**EXERCISE DESCRIPTION**
All of the material below is to be returned exactly.

— start of MATERIAL —

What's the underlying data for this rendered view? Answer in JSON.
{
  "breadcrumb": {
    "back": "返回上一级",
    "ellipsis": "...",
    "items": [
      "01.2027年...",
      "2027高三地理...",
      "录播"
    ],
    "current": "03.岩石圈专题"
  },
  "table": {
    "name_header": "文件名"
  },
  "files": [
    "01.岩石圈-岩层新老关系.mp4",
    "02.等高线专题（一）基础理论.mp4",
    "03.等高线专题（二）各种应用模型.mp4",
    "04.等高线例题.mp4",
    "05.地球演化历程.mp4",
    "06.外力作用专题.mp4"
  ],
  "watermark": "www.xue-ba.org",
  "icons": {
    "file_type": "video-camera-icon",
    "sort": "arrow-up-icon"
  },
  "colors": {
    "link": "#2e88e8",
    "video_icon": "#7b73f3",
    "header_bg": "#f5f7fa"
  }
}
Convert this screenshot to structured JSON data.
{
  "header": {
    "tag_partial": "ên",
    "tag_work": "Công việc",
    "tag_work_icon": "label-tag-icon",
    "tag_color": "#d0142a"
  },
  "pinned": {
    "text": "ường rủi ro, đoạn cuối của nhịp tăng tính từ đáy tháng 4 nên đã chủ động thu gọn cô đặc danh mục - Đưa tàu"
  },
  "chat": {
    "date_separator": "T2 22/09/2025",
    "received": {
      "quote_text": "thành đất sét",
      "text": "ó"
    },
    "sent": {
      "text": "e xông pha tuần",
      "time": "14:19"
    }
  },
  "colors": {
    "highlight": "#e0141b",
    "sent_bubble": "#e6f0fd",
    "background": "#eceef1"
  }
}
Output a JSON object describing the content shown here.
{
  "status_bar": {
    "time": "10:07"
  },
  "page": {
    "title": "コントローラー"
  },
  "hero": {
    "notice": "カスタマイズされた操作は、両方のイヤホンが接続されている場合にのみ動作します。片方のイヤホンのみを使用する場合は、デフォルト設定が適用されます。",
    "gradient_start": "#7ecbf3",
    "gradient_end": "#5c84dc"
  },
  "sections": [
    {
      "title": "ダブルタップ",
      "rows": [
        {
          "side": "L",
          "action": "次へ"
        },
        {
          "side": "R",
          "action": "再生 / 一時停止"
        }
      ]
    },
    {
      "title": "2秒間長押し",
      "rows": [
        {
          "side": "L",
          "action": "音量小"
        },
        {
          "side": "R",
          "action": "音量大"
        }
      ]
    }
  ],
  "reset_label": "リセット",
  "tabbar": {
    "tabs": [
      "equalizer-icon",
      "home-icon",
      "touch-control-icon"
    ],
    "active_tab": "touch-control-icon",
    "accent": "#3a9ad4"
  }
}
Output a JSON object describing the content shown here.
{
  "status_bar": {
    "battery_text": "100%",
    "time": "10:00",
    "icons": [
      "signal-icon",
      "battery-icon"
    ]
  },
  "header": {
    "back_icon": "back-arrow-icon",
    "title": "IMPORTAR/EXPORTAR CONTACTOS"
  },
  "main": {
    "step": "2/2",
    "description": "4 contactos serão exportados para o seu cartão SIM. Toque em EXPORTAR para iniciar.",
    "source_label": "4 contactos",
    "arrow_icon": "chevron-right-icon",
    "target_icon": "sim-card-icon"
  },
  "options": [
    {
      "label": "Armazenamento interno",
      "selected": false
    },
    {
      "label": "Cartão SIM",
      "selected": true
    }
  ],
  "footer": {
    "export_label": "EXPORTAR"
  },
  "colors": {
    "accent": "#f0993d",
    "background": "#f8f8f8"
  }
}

— end of MATERIAL —

**THE ANSWER**
What's the underlying data for this rendered view? Answer in JSON.
{
  "breadcrumb": {
    "back": "返回上一级",
    "ellipsis": "...",
    "items": [
      "01.2027年...",
      "2027高三地理...",
      "录播"
    ],
    "current": "03.岩石圈专题"
  },
  "table": {
    "name_header": "文件名"
  },
  "files": [
    "01.岩石圈-岩层新老关系.mp4",
    "02.等高线专题（一）基础理论.mp4",
    "03.等高线专题（二）各种应用模型.mp4",
    "04.等高线例题.mp4",
    "05.地球演化历程.mp4",
    "06.外力作用专题.mp4"
  ],
  "watermark": "www.xue-ba.org",
  "icons": {
    "file_type": "video-camera-icon",
    "sort": "arrow-up-icon"
  },
  "colors": {
    "link": "#2e88e8",
    "video_icon": "#7b73f3",
    "header_bg": "#f5f7fa"
  }
}
Convert this screenshot to structured JSON data.
{
  "header": {
    "tag_partial": "ên",
    "tag_work": "Công việc",
    "tag_work_icon": "label-tag-icon",
    "tag_color": "#d0142a"
  },
  "pinned": {
    "text": "ường rủi ro, đoạn cuối của nhịp tăng tính từ đáy tháng 4 nên đã chủ động thu gọn cô đặc danh mục - Đưa tàu"
  },
  "chat": {
    "date_separator": "T2 22/09/2025",
    "received": {
      "quote_text": "thành đất sét",
      "text": "ó"
    },
    "sent": {
      "text": "e xông pha tuần",
      "time": "14:19"
    }
  },
  "colors": {
    "highlight": "#e0141b",
    "sent_bubble": "#e6f0fd",
    "background": "#eceef1"
  }
}
Output a JSON object describing the content shown here.
{
  "status_bar": {
    "time": "10:07"
  },
  "page": {
    "title": "コントローラー"
  },
  "hero": {
    "notice": "カスタマイズされた操作は、両方のイヤホンが接続されている場合にのみ動作します。片方のイヤホンのみを使用する場合は、デフォルト設定が適用されます。",
    "gradient_start": "#7ecbf3",
    "gradient_end": "#5c84dc"
  },
  "sections": [
    {
      "title": "ダブルタップ",
      "rows": [
        {
          "side": "L",
          "action": "次へ"
        },
        {
          "side": "R",
          "action": "再生 / 一時停止"
        }
      ]
    },
    {
      "title": "2秒間長押し",
      "rows": [
        {
          "side": "L",
          "action": "音量小"
        },
        {
          "side": "R",
          "action": "音量大"
        }
      ]
    }
  ],
  "reset_label": "リセット",
  "tabbar": {
    "tabs": [
      "equalizer-icon",
      "home-icon",
      "touch-control-icon"
    ],
    "active_tab": "touch-control-icon",
    "accent": "#3a9ad4"
  }
}
Output a JSON object describing the content shown here.
{
  "status_bar": {
    "battery_text": "100%",
    "time": "10:00",
    "icons": [
      "signal-icon",
      "battery-icon"
    ]
  },
  "header": {
    "back_icon": "back-arrow-icon",
    "title": "IMPORTAR/EXPORTAR CONTACTOS"
  },
  "main": {
    "step": "2/2",
    "description": "4 contactos serão exportados para o seu cartão SIM. Toque em EXPORTAR para iniciar.",
    "source_label": "4 contactos",
    "arrow_icon": "chevron-right-icon",
    "target_icon": "sim-card-icon"
  },
  "options": [
    {
      "label": "Armazenamento interno",
      "selected": false
    },
    {
      "label": "Cartão SIM",
      "selected": true
    }
  ],
  "footer": {
    "export_label": "EXPORTAR"
  },
  "colors": {
    "accent": "#f0993d",
    "background": "#f8f8f8"
  }
}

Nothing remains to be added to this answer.